:: Record excerpts

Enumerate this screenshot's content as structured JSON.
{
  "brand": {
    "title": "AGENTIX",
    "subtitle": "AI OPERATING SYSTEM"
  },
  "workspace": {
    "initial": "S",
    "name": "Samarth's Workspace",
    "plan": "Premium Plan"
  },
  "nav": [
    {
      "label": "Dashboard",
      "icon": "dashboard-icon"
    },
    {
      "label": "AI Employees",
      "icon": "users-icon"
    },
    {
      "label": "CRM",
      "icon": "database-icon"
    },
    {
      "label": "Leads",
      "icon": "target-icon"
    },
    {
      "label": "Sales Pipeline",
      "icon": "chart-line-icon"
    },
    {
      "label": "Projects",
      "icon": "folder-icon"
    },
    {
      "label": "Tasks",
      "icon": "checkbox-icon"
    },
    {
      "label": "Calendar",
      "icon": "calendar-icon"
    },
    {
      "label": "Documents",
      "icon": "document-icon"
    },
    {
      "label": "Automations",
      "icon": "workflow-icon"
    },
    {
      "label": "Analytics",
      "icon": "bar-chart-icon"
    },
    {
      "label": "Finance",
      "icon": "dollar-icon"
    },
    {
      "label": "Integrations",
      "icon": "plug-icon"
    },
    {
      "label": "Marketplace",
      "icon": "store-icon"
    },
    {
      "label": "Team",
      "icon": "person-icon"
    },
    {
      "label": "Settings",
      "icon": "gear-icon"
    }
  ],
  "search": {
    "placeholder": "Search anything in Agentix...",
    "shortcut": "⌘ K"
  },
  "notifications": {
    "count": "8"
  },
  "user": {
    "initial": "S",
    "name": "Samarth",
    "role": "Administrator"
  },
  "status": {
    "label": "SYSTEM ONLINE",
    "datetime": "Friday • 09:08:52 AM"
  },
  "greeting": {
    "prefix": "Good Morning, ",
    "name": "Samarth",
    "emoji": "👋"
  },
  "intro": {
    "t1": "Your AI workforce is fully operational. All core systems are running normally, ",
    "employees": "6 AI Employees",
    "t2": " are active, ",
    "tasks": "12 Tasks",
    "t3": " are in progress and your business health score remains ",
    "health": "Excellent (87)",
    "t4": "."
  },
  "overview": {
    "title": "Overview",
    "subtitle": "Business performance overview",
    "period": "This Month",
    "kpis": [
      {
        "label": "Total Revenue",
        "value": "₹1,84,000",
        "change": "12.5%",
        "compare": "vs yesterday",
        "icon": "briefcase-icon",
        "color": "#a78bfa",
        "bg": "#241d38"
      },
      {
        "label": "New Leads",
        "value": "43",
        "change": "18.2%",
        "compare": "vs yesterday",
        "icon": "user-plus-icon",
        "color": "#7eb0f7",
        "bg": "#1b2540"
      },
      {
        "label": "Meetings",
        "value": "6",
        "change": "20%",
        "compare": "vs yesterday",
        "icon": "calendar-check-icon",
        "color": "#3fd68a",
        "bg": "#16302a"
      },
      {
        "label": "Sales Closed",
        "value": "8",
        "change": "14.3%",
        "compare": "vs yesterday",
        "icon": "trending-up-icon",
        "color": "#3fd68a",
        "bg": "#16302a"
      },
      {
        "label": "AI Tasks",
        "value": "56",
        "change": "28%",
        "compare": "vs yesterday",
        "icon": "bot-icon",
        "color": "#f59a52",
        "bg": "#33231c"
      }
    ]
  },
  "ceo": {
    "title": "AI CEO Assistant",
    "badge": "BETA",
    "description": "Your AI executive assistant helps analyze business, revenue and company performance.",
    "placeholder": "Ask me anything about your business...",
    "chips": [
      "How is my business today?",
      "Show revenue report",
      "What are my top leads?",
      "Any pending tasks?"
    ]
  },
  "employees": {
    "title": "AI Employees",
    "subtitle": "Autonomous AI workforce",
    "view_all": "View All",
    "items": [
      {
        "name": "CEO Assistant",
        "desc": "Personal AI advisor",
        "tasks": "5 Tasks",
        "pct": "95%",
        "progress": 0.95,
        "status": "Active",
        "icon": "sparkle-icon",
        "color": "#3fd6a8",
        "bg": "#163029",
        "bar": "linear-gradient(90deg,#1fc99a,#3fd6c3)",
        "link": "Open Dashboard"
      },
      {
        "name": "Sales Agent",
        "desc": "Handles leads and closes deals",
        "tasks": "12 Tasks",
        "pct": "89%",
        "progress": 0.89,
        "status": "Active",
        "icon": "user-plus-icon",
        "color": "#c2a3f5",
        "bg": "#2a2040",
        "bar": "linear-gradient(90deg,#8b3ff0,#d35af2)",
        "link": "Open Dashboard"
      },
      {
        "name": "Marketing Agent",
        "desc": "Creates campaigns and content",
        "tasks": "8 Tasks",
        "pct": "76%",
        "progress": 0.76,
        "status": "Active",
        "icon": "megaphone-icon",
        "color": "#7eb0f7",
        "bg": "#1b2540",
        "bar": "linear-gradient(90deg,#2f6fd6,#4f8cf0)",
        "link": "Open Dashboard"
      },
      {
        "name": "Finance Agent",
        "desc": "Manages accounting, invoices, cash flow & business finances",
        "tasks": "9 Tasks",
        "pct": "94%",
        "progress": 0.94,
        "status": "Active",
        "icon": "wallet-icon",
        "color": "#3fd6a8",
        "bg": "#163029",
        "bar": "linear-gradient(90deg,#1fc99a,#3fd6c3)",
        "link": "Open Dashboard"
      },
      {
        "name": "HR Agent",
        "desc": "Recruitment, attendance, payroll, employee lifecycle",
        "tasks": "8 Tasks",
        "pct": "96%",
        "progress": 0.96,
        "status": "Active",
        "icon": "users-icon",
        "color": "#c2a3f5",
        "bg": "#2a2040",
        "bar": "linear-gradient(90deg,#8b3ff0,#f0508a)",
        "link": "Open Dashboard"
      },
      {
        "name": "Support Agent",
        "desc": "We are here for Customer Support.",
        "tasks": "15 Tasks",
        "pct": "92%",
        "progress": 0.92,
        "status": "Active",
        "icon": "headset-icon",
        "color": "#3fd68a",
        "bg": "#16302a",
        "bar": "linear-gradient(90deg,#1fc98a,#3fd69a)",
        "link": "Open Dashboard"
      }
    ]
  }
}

::::

Your task
Return a copy of every line that includes the word "value".

Problem solution
        "value": "₹1,84,000",
        "value": "43",
        "value": "6",
        "value": "8",
        "value": "56",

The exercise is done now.